→ Selected passage

□ □ □ □

Daisy and Lou will produce a short-documentary about the rise in sterilizations for women – often teenagers – in Venezuela, where the brutal recession leaves them little alternative. The film will follow a young gynecologist and a young patient in Caracas as they face this crisis, in their profession and their private life, and give voice to women activists as well as religious figures.
Photojournalist Sonia Narang
is an American multimedia journalist based in California who covers socio-political issues, health, the environment, and culture across the Asia Pacific region. She primarily reports on the lives of women and girls, and the challenges they face globally. Narang will receive a Reporting Grant to create a video and audio series documenting the effects of climate change on women in the South Pacific island nation of Fiji.

□ □ □ □

→ Data listing
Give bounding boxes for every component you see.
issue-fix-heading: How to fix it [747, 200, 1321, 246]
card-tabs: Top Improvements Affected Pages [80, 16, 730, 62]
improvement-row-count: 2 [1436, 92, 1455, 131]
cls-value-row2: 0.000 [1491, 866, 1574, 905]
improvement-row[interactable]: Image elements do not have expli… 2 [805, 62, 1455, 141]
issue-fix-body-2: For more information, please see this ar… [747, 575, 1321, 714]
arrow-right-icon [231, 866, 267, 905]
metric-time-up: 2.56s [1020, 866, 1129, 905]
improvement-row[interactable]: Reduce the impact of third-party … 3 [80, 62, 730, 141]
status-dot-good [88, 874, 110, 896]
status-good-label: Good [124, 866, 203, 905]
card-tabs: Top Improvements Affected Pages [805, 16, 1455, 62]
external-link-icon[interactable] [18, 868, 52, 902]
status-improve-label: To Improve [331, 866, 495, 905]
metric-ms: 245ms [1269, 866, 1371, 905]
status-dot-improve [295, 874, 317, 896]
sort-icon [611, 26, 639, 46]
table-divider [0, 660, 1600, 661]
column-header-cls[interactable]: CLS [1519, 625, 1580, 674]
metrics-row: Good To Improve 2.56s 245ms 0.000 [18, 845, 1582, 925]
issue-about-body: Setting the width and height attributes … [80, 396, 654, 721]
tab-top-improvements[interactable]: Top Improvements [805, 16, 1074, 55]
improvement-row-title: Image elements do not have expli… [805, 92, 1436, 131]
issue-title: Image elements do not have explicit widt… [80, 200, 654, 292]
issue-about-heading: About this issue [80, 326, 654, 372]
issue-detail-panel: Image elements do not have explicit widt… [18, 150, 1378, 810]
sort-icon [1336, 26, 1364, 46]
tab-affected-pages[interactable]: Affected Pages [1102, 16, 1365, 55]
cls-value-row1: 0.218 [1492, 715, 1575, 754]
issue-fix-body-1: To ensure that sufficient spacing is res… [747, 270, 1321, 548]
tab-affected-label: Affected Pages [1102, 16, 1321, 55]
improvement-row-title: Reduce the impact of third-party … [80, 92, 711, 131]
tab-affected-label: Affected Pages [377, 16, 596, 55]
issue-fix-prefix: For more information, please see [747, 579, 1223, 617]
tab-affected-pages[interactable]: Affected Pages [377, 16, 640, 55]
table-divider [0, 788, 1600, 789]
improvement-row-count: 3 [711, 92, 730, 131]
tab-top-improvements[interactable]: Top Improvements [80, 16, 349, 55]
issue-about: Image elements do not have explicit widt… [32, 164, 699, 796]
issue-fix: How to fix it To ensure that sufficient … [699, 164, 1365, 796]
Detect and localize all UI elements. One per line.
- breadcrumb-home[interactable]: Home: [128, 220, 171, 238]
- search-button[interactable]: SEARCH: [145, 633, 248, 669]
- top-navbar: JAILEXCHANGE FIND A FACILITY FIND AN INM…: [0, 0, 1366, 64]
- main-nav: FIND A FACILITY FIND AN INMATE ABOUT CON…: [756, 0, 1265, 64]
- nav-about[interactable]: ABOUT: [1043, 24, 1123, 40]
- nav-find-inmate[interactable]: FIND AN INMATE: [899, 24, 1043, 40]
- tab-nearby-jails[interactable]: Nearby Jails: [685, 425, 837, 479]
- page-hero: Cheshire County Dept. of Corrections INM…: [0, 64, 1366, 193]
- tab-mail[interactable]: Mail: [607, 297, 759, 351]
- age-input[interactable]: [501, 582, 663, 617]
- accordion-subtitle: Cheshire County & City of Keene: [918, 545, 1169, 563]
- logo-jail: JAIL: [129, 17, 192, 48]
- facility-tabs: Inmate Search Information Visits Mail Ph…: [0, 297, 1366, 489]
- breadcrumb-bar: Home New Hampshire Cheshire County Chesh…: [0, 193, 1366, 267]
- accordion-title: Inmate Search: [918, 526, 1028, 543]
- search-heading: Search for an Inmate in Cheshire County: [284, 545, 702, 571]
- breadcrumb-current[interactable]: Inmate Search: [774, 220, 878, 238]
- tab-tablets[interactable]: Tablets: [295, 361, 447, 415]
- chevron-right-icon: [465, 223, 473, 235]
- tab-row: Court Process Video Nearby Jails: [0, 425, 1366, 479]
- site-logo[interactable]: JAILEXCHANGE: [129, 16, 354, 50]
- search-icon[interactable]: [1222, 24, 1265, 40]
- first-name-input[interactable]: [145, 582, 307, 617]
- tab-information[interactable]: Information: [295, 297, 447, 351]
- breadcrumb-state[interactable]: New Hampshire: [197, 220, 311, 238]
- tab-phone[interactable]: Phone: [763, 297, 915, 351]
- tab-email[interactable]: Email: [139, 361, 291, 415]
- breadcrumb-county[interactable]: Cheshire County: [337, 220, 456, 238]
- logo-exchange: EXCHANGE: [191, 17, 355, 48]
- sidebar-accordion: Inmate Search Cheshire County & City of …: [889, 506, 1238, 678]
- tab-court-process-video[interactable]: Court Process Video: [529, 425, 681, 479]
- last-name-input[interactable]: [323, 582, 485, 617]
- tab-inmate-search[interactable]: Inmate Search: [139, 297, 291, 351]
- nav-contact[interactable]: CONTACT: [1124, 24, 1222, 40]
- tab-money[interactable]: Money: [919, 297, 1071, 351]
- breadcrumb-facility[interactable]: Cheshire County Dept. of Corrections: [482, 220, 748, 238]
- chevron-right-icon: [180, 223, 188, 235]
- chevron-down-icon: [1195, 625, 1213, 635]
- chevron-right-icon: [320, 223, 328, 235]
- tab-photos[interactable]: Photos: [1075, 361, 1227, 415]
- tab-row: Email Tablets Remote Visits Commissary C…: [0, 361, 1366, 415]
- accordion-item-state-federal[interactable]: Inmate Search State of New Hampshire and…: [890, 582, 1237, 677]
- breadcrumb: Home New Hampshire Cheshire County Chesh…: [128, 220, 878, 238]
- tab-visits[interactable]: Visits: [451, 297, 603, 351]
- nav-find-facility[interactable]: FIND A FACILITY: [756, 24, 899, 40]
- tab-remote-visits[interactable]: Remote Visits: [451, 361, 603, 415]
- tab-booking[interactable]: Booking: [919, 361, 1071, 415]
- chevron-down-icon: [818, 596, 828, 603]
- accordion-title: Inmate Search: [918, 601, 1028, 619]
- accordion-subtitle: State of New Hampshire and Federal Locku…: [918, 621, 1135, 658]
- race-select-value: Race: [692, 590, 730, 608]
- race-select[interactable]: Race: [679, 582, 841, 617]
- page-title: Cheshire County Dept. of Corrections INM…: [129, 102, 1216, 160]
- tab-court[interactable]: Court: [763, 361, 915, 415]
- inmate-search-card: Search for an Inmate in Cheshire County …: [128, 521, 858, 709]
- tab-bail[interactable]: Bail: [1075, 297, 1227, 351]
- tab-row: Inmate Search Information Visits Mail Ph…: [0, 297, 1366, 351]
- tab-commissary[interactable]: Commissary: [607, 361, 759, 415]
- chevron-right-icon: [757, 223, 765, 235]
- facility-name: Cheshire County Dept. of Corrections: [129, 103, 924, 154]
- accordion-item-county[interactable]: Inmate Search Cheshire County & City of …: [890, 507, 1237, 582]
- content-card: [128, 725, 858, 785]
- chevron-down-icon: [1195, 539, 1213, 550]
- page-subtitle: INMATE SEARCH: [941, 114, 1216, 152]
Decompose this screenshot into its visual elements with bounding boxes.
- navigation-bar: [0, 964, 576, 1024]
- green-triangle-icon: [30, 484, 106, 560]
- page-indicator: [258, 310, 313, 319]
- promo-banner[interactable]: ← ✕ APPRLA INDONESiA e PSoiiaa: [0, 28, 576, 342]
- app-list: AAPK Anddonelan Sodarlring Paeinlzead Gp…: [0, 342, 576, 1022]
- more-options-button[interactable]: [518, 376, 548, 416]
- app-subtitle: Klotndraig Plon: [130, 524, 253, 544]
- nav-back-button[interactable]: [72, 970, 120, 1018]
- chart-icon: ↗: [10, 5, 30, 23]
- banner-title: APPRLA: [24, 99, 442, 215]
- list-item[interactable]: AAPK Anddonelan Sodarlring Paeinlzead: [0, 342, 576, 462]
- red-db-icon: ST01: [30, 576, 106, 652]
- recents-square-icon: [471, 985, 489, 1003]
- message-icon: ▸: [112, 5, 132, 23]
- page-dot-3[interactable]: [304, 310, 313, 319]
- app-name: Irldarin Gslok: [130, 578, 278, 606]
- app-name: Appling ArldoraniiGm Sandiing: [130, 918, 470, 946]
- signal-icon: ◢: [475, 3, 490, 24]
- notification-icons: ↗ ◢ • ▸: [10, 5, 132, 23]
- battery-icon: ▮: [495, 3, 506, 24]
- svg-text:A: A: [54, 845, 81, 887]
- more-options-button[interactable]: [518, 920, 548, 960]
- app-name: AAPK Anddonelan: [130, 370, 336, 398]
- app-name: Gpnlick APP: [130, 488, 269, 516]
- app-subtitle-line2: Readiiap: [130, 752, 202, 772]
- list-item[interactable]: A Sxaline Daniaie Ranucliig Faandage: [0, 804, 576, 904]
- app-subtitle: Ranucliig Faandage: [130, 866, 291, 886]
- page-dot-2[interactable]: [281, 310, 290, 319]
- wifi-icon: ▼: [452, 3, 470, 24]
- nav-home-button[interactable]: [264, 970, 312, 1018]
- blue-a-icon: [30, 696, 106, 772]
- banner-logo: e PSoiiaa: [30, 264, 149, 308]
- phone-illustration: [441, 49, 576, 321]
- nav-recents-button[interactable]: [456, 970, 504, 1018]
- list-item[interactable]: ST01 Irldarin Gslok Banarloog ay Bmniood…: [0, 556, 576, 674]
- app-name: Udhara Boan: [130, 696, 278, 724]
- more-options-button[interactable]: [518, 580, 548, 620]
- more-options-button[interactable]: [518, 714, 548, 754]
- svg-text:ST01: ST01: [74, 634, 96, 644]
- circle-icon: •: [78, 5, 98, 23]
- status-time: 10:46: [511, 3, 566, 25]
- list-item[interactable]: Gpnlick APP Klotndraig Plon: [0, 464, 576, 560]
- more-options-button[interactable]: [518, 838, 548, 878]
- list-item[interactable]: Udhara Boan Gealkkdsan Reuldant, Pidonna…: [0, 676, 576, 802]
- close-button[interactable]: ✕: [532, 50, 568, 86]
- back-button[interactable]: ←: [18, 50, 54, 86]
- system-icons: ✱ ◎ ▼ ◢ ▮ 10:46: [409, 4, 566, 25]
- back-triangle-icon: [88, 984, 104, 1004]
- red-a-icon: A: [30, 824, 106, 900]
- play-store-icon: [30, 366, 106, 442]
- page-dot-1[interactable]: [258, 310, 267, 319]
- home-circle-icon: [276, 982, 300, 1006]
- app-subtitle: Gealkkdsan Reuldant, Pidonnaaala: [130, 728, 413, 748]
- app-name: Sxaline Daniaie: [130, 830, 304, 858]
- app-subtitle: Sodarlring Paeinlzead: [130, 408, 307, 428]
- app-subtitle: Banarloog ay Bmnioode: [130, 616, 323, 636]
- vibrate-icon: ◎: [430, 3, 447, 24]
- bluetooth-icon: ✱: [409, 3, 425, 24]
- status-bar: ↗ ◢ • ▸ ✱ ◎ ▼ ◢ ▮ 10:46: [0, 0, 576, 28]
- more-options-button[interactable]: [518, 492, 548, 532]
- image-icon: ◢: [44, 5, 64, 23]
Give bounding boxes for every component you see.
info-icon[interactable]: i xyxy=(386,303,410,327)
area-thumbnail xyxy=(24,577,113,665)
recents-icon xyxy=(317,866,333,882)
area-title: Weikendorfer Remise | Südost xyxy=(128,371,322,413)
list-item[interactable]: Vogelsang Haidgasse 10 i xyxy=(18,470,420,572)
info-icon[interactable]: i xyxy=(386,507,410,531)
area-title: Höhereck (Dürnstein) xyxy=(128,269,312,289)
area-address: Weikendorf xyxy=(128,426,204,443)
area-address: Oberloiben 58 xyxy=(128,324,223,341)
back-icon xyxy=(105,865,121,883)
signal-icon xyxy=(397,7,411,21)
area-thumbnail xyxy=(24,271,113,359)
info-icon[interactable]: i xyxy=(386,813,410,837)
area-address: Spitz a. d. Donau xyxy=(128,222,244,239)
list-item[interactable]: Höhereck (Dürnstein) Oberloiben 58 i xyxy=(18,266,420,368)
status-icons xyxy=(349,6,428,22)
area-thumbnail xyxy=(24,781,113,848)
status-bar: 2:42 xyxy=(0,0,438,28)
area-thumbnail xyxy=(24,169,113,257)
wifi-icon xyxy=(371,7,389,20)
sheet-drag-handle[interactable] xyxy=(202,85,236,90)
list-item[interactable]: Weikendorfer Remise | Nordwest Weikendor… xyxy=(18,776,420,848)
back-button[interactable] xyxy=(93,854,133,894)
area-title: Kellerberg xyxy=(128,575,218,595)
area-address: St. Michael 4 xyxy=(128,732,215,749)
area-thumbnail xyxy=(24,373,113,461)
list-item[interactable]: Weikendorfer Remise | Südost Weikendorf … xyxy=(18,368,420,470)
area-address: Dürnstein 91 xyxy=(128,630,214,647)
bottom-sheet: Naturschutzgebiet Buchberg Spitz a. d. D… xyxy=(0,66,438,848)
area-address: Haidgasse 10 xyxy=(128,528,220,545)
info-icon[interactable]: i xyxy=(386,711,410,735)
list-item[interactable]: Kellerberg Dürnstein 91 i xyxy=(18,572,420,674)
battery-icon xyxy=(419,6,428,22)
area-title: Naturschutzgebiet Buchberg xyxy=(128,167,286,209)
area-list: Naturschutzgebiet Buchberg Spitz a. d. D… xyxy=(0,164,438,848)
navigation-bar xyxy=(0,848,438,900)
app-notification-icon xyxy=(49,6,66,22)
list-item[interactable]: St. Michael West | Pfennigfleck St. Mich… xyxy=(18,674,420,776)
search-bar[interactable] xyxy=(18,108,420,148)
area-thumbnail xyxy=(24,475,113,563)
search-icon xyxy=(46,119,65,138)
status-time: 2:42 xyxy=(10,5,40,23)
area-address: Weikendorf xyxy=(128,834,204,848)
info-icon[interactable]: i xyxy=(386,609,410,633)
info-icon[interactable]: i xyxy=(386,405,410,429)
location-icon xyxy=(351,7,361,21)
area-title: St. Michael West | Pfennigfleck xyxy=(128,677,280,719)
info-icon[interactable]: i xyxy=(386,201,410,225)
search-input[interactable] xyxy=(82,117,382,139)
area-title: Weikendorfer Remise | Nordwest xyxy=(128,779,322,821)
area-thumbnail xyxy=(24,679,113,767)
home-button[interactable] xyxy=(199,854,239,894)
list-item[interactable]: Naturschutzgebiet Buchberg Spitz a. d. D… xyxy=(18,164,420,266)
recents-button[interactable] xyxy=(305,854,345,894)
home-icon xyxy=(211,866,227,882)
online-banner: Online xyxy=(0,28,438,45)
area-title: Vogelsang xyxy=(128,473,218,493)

□ □ □ □

→ Assigned task A
List the issues and subject areas that the passage says Sonia Narang covers.
→ Assigned task B
Echo back the part of the passage starting with "Daisy and Lou" and going on through "nation of Fiji.", word for word.

→ Answer space A
- socio-political issues
- health
- the environment
- culture

→ Answer space B
Daisy and Lou will produce a short-documentary about the rise in sterilizations for women – often teenagers – in Venezuela, where the brutal recession leaves them little alternative. The film will follow a young gynecologist and a young patient in Caracas as they face this crisis, in their profession and their private life, and give voice to women activists as well as religious figures.
Photojournalist Sonia Narang
is an American multimedia journalist based in California who covers socio-political issues, health, the environment, and culture across the Asia Pacific region. She primarily reports on the lives of women and girls, and the challenges they face globally. Narang will receive a Reporting Grant to create a video and audio series documenting the effects of climate change on women in the South Pacific island nation of Fiji.